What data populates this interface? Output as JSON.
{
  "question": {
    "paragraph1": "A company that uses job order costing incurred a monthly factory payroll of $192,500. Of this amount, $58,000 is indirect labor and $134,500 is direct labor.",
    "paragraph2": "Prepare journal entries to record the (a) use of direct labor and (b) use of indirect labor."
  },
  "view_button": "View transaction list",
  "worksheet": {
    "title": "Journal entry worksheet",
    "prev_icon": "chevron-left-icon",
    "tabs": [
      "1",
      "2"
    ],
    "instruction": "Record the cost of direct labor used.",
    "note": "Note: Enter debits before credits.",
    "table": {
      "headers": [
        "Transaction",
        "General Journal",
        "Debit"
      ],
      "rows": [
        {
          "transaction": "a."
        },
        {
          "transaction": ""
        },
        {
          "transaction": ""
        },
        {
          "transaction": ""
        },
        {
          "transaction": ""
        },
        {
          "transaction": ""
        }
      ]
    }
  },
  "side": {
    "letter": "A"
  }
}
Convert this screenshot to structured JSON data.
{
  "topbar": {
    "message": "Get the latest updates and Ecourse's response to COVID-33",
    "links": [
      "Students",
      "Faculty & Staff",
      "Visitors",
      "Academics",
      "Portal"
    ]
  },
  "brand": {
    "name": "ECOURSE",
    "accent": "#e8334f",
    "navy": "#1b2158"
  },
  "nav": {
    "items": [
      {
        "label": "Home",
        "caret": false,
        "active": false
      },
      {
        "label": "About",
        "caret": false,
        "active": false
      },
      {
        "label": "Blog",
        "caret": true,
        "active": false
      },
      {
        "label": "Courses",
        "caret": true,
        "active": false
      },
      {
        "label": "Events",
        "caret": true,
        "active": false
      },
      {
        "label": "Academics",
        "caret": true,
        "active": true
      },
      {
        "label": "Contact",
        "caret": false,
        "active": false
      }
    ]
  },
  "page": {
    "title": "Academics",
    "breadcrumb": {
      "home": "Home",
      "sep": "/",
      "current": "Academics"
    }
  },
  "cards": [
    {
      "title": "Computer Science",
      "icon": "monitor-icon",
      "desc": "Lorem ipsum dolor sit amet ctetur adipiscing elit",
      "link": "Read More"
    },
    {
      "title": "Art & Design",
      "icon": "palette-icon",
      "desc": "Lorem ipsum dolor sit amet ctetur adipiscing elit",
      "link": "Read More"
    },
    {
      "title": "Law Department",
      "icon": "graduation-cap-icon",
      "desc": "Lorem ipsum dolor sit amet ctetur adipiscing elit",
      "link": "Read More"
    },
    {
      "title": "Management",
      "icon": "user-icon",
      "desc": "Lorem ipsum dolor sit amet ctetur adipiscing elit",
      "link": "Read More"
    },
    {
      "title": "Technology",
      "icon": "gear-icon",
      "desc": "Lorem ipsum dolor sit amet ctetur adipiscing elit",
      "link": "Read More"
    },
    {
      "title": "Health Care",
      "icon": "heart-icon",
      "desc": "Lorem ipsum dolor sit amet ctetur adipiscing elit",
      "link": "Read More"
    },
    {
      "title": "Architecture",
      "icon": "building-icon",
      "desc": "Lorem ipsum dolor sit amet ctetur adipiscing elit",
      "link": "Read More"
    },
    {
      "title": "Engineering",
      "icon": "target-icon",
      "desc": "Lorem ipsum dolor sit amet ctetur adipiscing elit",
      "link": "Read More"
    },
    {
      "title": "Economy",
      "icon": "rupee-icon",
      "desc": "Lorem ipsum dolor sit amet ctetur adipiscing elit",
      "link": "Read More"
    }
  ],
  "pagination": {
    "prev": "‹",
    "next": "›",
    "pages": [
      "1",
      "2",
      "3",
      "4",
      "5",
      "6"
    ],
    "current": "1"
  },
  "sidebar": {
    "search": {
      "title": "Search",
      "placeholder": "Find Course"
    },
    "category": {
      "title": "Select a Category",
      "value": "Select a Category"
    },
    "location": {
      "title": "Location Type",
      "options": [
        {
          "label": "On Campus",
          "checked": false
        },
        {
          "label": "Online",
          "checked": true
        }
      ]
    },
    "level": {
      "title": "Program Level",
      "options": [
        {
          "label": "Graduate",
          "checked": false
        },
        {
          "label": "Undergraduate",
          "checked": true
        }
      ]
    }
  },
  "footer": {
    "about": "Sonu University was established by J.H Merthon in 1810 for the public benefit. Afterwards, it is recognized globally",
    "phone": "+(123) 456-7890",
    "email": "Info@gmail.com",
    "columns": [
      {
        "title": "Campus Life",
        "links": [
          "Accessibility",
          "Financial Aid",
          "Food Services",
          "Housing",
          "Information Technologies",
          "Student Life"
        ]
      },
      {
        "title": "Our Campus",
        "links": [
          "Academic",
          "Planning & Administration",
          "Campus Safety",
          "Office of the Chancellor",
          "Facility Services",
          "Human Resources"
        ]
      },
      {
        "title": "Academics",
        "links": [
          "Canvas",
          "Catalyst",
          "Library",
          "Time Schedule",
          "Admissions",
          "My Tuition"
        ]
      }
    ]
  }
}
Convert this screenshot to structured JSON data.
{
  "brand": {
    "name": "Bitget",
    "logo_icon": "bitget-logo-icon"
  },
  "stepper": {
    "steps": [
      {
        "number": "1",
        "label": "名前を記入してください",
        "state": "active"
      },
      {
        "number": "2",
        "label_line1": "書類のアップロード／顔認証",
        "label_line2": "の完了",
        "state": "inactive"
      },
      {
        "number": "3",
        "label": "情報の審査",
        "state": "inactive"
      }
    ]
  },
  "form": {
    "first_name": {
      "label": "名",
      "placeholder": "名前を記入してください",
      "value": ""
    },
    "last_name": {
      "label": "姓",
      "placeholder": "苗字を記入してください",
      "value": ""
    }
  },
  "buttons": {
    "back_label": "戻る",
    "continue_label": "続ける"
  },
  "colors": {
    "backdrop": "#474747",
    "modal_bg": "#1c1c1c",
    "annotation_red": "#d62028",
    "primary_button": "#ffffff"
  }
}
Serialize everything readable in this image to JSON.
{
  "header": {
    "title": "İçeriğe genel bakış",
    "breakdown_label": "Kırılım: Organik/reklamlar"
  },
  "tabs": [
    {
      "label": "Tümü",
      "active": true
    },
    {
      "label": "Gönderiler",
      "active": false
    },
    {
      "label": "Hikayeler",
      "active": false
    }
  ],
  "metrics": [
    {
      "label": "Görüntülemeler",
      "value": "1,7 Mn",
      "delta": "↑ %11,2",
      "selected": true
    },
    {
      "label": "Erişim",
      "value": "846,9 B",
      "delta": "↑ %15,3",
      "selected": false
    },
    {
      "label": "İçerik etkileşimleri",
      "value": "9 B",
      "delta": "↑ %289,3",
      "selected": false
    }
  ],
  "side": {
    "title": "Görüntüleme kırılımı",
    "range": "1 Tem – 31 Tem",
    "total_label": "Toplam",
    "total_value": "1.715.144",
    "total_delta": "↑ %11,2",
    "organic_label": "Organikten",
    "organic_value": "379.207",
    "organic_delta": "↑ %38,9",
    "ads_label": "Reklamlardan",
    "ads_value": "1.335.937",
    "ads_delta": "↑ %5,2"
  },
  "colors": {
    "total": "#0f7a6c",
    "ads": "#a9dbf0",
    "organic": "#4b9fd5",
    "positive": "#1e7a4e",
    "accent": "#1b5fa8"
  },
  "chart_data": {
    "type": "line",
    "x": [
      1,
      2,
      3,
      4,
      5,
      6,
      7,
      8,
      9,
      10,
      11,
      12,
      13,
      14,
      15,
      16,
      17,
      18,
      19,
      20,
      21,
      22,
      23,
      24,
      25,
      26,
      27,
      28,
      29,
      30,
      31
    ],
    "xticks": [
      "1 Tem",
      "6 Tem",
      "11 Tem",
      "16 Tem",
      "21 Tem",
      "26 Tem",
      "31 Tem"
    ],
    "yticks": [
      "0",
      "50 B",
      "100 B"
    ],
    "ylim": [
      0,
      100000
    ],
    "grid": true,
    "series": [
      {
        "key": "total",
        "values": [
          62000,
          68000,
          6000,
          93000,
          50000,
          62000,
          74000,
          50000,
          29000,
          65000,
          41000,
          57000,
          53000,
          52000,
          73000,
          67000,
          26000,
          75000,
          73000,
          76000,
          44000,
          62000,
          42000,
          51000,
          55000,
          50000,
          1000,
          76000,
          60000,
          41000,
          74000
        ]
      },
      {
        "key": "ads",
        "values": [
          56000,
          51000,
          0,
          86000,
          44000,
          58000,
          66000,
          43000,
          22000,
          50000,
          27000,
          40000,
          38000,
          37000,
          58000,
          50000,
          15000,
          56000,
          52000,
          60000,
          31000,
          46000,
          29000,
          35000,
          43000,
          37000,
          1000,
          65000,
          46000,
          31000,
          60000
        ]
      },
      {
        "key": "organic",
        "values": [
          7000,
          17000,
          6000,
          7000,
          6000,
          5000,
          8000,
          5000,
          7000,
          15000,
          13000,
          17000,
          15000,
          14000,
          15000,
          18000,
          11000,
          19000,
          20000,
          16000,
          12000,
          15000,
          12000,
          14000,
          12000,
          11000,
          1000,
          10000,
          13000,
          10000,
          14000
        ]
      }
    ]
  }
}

============================================================

→ **Required task**
In the records above, tally the lines where the word "indirect" appears, and give the number and nothing else.

→ **Reply**
2